== Task directions ==
Output all of the entries below precisely as written.

Data records
───
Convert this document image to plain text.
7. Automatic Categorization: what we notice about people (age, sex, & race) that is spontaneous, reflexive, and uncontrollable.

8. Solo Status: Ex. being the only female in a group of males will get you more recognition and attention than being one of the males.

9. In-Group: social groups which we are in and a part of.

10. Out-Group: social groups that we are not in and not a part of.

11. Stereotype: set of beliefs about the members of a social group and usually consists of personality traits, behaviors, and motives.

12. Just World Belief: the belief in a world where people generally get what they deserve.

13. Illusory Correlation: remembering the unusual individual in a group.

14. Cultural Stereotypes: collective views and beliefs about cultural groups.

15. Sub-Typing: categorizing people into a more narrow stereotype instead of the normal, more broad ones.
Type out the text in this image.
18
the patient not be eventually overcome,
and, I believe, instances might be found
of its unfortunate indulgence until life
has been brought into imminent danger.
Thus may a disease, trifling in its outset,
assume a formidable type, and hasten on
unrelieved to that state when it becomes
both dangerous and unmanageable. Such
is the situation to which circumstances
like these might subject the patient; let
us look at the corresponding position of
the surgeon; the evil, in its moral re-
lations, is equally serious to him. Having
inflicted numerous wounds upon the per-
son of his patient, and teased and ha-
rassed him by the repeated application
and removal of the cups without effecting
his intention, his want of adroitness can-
───
== Solution for this problem ==
Convert this document image to plain text.
7. Automatic Categorization: what we notice about people (age, sex, & race) that is spontaneous, reflexive, and uncontrollable.

8. Solo Status: Ex. being the only female in a group of males will get you more recognition and attention than being one of the males.

9. In-Group: social groups which we are in and a part of.

10. Out-Group: social groups that we are not in and not a part of.

11. Stereotype: set of beliefs about the members of a social group and usually consists of personality traits, behaviors, and motives.

12. Just World Belief: the belief in a world where people generally get what they deserve.

13. Illusory Correlation: remembering the unusual individual in a group.

14. Cultural Stereotypes: collective views and beliefs about cultural groups.

15. Sub-Typing: categorizing people into a more narrow stereotype instead of the normal, more broad ones.
Type out the text in this image.
18
the patient not be eventually overcome,
and, I believe, instances might be found
of its unfortunate indulgence until life
has been brought into imminent danger.
Thus may a disease, trifling in its outset,
assume a formidable type, and hasten on
unrelieved to that state when it becomes
both dangerous and unmanageable. Such
is the situation to which circumstances
like these might subject the patient; let
us look at the corresponding position of
the surgeon; the evil, in its moral re-
lations, is equally serious to him. Having
inflicted numerous wounds upon the per-
son of his patient, and teased and ha-
rassed him by the repeated application
and removal of the cups without effecting
his intention, his want of adroitness can-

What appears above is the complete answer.